(Raw records)

---*---

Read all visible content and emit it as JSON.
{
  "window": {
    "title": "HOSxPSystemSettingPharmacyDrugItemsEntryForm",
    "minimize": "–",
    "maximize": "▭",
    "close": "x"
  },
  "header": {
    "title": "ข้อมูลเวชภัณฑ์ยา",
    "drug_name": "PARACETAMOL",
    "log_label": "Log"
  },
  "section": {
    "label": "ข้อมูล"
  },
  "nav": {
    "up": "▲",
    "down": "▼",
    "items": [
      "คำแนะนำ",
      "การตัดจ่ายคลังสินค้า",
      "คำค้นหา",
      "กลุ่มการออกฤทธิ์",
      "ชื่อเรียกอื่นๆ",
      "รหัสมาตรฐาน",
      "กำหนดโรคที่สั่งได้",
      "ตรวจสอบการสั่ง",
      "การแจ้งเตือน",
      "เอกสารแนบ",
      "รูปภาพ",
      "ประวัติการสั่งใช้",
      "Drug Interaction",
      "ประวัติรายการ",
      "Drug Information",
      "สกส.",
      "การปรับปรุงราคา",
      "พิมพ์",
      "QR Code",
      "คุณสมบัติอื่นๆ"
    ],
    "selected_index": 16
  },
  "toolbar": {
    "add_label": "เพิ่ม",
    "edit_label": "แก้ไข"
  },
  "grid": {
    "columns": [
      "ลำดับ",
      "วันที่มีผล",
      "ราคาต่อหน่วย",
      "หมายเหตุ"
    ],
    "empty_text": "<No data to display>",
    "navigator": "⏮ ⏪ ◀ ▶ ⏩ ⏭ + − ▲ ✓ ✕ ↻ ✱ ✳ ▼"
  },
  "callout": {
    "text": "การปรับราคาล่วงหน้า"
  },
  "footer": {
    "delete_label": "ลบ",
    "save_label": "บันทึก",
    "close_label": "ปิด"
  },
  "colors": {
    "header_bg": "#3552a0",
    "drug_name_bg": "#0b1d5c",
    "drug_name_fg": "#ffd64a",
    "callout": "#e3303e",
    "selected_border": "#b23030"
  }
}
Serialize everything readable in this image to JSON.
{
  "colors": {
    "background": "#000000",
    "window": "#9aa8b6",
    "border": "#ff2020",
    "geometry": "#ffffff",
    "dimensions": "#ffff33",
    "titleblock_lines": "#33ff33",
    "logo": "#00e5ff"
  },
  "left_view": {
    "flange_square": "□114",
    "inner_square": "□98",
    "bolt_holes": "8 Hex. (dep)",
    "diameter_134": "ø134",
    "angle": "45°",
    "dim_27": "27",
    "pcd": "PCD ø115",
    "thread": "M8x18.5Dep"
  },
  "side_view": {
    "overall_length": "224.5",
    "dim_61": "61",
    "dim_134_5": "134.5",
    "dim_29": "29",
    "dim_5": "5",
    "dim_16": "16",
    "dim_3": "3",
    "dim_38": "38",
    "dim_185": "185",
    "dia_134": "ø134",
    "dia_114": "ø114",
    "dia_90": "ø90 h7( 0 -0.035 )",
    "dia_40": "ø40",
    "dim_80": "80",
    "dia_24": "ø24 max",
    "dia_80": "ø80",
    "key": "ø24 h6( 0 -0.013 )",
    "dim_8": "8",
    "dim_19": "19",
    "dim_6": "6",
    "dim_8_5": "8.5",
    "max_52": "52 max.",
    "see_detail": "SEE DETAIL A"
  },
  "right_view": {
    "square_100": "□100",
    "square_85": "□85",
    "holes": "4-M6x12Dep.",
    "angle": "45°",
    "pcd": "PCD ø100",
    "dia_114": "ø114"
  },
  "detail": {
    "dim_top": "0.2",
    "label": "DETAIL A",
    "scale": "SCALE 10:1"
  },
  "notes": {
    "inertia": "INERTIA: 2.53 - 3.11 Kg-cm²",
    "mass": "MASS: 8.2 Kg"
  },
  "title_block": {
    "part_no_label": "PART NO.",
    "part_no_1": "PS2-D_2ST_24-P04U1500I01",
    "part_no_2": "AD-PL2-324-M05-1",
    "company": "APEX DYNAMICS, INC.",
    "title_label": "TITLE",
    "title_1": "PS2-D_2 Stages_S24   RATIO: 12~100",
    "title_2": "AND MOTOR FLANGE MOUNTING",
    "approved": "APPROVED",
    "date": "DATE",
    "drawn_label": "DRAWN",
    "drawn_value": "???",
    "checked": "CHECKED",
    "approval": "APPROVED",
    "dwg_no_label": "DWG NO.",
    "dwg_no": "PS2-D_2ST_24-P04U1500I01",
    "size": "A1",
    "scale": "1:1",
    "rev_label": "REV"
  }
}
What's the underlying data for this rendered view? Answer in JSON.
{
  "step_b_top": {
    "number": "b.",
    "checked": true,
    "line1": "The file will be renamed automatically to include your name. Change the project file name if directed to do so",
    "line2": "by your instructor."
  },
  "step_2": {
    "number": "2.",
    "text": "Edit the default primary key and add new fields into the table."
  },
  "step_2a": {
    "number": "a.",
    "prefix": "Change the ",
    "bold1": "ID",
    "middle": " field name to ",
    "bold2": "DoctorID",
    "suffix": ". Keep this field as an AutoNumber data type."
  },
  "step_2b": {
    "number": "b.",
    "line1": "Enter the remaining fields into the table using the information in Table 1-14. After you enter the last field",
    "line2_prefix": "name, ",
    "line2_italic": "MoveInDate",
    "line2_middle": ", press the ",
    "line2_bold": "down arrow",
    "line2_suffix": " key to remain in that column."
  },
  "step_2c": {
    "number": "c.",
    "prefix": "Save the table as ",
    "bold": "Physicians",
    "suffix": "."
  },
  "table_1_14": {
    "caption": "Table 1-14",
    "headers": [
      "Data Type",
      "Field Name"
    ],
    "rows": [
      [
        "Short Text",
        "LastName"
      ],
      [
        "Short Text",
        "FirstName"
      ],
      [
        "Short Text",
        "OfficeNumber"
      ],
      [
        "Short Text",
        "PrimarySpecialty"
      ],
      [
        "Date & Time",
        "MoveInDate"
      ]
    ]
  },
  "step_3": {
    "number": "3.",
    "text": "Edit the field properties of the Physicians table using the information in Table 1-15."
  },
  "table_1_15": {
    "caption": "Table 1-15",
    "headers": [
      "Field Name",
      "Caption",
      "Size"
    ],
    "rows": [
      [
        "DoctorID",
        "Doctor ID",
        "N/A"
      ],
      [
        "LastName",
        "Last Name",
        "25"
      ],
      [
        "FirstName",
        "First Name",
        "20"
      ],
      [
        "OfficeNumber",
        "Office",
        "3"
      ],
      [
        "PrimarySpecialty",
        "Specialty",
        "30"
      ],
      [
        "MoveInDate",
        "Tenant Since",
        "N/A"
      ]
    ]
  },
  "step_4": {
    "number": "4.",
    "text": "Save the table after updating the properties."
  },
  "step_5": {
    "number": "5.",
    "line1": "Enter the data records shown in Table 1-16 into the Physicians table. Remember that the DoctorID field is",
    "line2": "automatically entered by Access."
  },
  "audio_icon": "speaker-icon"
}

---*---

_Task objective_. State how many lines of the listing above include the word "DoctorID". Give nothing but the number.

_Result_. 3